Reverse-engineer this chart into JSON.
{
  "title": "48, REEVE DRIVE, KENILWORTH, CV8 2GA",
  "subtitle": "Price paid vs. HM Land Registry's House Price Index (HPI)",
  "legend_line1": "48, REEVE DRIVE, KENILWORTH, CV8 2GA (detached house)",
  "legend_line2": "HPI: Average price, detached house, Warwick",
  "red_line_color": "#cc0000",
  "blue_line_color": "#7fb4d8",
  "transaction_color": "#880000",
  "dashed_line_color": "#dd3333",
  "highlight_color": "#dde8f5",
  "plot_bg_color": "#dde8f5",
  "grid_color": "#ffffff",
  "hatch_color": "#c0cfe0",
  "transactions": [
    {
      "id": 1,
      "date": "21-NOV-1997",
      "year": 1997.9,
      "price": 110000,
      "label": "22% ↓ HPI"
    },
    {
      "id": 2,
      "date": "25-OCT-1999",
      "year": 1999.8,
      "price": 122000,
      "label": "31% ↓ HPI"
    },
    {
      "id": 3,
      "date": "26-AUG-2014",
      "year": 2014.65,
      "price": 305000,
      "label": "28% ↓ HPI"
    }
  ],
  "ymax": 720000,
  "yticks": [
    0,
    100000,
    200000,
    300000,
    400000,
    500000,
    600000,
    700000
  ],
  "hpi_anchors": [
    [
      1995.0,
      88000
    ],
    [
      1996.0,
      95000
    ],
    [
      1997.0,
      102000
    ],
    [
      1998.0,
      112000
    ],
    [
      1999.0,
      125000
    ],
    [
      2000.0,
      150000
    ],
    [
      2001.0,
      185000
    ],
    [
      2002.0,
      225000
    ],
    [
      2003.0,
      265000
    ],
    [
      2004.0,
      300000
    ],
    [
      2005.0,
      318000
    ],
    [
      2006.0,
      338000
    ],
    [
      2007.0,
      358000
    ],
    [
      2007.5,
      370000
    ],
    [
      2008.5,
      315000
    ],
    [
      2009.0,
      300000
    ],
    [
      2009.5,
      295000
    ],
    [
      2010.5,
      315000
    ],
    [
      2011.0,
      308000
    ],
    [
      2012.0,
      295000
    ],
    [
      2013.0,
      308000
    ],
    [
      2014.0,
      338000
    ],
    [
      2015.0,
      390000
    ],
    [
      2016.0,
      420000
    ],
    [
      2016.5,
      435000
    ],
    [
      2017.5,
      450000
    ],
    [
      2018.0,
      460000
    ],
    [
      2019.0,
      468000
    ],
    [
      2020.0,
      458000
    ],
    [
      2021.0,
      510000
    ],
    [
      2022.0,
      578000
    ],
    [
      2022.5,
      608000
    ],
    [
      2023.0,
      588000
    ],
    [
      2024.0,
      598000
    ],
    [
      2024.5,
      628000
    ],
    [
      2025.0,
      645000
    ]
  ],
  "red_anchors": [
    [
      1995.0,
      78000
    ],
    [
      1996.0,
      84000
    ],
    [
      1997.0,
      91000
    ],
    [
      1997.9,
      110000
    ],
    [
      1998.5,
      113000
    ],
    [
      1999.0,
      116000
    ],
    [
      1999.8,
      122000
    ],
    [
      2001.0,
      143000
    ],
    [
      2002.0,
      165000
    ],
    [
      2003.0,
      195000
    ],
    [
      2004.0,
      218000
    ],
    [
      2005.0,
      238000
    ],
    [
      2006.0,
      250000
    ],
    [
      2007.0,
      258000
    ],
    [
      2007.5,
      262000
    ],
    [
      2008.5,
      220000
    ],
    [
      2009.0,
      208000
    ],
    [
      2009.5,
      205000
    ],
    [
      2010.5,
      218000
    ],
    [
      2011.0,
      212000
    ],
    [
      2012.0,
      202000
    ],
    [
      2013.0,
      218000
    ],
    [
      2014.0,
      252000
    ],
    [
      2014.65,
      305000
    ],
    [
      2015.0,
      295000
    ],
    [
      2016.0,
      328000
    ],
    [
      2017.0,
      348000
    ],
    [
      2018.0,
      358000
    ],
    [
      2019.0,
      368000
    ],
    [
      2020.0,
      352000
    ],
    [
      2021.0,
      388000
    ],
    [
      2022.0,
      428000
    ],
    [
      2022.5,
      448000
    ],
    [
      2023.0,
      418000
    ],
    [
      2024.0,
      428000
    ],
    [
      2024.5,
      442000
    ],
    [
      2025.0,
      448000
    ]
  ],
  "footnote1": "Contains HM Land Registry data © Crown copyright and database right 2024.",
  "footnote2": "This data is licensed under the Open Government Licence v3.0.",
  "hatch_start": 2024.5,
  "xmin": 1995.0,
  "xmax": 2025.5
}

> [Given task] Copy every line above that includes the string "Land".

> [Reply to the exercise]
  "subtitle": "Price paid vs. HM Land Registry's House Price Index (HPI)",
  "footnote1": "Contains HM Land Registry data © Crown copyright and database right 2024.",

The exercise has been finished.